##### Liste des entrées #####

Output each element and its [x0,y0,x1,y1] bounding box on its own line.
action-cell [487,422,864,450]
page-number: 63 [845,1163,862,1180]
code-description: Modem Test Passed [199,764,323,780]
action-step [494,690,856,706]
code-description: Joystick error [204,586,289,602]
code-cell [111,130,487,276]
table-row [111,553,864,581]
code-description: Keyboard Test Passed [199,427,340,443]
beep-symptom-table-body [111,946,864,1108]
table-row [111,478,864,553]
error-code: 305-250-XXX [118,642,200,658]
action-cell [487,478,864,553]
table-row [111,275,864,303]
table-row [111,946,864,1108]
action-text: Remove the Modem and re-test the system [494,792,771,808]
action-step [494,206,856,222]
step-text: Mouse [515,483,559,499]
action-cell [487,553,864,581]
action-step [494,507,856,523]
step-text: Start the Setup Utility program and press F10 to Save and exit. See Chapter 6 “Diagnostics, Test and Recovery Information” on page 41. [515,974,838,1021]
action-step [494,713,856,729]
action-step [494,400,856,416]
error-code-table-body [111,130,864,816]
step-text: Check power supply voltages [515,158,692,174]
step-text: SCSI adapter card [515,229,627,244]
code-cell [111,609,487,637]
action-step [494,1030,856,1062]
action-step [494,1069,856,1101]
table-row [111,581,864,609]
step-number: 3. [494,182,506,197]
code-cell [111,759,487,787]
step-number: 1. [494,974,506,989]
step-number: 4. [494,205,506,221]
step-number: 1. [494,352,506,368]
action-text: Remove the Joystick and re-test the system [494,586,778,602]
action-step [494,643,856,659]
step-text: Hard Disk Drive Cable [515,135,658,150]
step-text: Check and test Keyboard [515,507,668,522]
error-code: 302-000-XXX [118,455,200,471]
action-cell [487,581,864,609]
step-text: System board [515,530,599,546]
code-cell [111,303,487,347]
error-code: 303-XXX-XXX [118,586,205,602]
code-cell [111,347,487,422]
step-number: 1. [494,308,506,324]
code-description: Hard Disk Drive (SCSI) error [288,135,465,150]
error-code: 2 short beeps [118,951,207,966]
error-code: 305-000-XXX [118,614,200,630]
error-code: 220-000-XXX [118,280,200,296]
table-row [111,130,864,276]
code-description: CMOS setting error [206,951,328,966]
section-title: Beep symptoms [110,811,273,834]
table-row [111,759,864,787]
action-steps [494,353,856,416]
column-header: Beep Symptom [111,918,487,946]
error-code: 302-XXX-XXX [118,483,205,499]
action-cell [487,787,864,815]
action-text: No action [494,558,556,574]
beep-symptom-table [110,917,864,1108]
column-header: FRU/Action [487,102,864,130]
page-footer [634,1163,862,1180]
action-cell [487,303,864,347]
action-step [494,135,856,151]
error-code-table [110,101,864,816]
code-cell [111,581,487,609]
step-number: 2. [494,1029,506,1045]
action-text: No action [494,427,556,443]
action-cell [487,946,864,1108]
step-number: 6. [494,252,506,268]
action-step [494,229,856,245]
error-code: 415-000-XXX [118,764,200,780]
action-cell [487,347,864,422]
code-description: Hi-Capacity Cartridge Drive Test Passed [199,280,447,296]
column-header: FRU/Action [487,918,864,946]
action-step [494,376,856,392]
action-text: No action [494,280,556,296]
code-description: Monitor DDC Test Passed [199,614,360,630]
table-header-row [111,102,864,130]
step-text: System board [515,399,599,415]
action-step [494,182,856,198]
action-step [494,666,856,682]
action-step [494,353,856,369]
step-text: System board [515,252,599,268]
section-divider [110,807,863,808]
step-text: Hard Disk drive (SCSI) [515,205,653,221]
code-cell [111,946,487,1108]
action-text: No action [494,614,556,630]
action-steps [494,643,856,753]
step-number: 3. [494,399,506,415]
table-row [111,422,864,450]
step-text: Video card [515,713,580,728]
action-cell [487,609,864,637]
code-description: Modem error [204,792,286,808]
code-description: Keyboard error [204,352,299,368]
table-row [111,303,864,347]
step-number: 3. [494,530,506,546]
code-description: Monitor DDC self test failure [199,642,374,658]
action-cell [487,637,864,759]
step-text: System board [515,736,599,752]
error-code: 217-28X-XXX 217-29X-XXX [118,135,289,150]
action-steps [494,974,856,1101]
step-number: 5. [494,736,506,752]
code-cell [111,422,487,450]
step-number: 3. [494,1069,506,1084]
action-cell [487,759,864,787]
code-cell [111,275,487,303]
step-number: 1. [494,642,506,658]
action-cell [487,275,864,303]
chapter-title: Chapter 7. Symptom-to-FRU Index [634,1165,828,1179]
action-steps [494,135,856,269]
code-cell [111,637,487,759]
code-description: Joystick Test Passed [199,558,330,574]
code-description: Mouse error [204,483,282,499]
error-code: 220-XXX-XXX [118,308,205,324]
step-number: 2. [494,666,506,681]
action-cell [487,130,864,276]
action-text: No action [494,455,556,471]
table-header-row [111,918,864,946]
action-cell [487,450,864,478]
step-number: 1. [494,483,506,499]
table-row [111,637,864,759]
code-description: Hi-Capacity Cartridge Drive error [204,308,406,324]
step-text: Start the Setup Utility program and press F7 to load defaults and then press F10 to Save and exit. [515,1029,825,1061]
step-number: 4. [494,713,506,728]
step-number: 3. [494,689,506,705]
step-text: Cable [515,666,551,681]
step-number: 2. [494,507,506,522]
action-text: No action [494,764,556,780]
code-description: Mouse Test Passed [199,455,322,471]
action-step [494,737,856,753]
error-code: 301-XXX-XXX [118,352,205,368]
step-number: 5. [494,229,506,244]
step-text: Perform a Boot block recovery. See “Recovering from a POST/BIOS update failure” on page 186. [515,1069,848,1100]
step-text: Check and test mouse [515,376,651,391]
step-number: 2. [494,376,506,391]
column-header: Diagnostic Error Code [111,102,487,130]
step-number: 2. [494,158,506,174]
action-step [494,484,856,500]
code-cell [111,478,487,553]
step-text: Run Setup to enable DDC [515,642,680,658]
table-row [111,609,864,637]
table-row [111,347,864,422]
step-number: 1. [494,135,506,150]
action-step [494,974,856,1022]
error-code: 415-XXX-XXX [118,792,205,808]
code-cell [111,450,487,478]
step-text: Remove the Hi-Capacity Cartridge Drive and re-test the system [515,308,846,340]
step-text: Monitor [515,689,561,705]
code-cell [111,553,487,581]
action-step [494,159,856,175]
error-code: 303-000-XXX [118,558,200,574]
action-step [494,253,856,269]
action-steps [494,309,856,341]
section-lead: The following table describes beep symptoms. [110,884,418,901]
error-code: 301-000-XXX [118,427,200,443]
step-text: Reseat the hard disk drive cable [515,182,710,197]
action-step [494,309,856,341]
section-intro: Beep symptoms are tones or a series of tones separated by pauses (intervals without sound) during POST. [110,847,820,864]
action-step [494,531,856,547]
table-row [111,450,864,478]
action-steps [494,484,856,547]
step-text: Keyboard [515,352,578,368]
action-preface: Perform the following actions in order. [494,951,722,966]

#####

■ Votre tâche: Reproduisez mot pour mot la portion qui va du début des entrées jusqu'à la ligne contenant "code-cell [111,130,487,276]", cette dernière comprise.

■ Réponse attendue:
Output each element and its [x0,y0,x1,y1] bounding box on its own line.
action-cell [487,422,864,450]
page-number: 63 [845,1163,862,1180]
code-description: Modem Test Passed [199,764,323,780]
action-step [494,690,856,706]
code-description: Joystick error [204,586,289,602]
code-cell [111,130,487,276]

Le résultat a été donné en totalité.